▶ **Supplied material**
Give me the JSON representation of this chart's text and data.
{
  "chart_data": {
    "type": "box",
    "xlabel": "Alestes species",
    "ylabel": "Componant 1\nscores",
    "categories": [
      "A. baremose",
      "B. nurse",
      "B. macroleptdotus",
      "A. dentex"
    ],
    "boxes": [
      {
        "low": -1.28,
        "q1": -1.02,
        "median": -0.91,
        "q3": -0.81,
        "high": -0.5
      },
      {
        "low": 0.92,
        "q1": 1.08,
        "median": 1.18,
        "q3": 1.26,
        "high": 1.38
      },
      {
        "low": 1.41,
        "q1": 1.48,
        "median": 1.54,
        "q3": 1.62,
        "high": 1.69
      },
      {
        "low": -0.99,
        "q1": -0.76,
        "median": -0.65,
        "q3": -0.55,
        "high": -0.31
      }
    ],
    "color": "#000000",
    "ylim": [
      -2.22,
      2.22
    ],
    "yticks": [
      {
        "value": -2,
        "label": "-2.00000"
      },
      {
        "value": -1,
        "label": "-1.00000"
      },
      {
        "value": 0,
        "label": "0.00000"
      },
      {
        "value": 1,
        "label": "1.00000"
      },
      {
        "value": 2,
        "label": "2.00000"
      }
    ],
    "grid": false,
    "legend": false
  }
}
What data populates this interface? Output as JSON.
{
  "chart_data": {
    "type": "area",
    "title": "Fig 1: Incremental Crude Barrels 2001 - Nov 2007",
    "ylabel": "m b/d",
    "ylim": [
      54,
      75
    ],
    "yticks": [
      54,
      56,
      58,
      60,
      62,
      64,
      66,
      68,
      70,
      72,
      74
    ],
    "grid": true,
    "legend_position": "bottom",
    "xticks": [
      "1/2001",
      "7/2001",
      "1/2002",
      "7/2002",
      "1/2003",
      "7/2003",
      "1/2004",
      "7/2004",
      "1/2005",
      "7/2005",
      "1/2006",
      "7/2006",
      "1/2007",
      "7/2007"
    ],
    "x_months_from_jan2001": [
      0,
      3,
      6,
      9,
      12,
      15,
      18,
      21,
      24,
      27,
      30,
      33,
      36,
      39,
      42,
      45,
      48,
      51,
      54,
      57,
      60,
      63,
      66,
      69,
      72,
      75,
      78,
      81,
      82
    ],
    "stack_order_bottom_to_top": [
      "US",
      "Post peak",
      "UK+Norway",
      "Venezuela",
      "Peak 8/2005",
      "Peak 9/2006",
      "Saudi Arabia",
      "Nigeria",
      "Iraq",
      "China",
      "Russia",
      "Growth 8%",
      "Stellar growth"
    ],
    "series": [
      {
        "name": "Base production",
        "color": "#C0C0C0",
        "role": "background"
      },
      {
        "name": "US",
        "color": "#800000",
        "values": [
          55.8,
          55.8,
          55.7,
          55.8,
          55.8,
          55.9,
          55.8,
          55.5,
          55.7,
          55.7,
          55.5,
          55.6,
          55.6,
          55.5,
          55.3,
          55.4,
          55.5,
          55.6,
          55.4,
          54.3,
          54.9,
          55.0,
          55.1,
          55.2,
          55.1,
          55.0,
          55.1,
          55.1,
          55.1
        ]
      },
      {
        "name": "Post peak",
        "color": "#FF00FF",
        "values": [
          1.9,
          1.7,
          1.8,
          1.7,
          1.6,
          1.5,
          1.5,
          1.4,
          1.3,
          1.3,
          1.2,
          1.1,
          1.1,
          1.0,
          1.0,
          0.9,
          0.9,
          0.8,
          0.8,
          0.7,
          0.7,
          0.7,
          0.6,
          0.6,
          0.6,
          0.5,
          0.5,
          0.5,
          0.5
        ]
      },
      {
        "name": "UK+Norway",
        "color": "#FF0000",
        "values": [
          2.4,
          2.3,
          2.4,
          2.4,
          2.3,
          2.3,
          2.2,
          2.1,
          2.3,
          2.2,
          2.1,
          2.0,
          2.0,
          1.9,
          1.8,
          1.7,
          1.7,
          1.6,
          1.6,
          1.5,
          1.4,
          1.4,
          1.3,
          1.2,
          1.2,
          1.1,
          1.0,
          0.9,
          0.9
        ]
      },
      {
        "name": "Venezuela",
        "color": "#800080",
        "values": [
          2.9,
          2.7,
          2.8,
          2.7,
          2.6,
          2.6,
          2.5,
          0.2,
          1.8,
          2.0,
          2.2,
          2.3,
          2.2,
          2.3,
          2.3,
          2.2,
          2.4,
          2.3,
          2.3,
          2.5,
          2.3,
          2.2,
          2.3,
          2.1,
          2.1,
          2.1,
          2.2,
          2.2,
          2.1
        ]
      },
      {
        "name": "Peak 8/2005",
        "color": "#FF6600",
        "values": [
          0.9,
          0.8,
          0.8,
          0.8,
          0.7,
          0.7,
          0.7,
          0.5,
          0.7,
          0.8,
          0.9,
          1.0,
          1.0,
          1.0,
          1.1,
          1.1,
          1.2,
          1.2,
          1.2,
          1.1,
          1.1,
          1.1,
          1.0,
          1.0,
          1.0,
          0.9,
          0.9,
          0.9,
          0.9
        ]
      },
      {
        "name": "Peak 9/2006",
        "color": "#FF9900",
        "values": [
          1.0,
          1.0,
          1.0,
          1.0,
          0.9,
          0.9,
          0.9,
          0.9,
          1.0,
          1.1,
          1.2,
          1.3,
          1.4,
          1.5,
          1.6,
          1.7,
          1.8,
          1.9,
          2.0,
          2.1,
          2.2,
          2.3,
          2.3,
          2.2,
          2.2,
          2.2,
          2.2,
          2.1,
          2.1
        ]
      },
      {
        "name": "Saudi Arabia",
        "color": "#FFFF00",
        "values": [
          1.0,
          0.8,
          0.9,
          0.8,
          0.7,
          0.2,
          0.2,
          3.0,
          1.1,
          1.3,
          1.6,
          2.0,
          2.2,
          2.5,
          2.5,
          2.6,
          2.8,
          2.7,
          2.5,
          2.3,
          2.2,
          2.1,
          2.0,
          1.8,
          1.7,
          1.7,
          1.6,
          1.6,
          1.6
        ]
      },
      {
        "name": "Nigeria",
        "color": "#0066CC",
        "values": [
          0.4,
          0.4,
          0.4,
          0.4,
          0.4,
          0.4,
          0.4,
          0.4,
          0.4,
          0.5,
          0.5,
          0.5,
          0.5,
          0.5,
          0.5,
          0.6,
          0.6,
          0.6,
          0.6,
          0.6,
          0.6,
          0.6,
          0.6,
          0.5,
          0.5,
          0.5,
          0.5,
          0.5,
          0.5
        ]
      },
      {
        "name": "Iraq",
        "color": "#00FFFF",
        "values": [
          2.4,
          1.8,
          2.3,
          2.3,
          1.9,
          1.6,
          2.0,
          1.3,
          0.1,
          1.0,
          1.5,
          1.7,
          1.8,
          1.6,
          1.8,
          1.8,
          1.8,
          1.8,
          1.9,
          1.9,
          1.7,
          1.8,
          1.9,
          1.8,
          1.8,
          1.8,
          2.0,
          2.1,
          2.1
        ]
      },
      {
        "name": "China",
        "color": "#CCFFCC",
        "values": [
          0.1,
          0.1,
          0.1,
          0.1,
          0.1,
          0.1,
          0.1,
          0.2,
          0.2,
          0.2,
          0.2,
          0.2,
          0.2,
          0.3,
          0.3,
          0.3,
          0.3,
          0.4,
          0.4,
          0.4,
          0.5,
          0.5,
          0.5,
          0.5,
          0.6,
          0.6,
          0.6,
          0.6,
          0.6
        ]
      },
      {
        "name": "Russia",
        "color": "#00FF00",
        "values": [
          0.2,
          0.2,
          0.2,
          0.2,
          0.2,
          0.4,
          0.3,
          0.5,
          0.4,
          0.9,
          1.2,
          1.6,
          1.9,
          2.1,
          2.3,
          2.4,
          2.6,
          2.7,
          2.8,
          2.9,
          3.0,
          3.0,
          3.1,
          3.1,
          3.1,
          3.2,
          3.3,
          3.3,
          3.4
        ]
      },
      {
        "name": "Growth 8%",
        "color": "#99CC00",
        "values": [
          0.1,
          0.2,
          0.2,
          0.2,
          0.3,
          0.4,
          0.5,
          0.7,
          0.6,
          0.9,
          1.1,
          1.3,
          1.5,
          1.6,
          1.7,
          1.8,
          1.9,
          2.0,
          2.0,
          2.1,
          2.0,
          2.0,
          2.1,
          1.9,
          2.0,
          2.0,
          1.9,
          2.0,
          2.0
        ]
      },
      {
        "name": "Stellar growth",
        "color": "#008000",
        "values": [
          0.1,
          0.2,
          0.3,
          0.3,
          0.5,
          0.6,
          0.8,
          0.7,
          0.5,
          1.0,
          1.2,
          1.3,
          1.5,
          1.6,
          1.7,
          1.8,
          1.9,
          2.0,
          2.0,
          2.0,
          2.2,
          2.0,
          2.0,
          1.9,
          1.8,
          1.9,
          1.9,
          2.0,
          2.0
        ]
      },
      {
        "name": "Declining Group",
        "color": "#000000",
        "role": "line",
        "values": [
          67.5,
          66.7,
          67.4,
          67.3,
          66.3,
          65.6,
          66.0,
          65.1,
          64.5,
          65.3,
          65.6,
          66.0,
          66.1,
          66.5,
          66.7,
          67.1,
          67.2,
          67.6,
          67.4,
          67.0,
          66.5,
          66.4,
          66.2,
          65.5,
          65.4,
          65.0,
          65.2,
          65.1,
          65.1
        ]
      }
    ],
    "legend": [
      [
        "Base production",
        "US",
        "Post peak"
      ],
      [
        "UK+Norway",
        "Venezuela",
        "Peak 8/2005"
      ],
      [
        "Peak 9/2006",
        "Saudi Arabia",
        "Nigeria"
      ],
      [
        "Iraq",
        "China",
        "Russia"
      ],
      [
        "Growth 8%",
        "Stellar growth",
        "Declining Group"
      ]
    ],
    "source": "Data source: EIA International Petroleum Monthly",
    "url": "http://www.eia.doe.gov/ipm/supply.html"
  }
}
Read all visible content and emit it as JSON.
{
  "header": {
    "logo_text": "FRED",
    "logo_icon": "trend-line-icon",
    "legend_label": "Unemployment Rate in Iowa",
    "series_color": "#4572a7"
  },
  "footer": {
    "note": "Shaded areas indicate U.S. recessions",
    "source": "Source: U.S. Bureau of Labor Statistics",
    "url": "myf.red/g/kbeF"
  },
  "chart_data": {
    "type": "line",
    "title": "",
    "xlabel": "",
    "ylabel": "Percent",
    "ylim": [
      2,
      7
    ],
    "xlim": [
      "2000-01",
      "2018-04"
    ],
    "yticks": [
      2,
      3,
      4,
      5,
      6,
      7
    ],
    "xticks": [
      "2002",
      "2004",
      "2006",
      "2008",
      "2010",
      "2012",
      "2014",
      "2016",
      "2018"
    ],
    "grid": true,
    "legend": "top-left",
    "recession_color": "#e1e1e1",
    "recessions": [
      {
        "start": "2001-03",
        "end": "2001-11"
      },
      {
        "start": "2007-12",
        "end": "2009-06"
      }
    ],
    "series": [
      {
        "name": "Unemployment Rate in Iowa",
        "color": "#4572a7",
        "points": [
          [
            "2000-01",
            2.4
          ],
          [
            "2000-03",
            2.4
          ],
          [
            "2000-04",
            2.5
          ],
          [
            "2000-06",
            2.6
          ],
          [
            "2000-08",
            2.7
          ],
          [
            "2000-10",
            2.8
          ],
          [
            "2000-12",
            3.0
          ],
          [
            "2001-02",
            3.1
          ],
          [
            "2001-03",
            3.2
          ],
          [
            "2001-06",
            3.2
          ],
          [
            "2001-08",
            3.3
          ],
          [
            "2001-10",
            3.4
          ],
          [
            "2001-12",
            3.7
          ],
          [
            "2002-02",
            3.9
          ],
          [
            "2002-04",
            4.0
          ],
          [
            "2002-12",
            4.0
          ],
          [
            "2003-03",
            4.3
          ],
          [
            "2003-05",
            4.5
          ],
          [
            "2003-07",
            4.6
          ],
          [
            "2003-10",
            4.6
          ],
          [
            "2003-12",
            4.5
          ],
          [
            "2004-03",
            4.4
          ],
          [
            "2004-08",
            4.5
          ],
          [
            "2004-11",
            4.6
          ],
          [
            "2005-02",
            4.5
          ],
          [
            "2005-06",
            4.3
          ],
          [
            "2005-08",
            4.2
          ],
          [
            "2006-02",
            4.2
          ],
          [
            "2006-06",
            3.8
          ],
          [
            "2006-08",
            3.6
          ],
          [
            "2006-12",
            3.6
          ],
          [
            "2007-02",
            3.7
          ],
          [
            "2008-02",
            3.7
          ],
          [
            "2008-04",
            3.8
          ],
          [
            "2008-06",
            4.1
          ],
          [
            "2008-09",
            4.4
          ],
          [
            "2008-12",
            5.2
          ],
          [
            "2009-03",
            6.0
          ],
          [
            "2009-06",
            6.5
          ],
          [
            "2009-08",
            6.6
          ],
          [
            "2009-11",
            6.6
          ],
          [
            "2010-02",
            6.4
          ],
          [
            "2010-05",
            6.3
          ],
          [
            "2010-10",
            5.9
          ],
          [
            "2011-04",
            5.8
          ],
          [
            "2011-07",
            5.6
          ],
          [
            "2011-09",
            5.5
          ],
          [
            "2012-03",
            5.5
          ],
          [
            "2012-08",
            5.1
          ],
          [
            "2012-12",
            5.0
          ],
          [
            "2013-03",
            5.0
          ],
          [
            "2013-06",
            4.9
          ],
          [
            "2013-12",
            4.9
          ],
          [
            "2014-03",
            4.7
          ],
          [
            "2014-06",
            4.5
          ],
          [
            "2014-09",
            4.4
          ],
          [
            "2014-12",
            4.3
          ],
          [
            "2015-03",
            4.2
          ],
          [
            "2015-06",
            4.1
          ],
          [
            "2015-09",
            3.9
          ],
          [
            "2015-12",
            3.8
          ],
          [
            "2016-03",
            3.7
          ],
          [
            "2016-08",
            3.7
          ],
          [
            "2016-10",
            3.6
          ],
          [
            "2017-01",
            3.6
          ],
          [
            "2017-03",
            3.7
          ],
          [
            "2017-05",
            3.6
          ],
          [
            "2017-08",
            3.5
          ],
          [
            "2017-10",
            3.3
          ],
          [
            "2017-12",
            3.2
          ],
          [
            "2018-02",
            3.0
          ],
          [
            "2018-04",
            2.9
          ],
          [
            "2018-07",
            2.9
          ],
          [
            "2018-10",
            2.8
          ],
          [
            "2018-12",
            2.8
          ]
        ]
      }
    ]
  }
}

▶ **Exercise brief**
Provide only the count of lines in the data above that include the string "Declining".

▶ **Answer to the problem**
2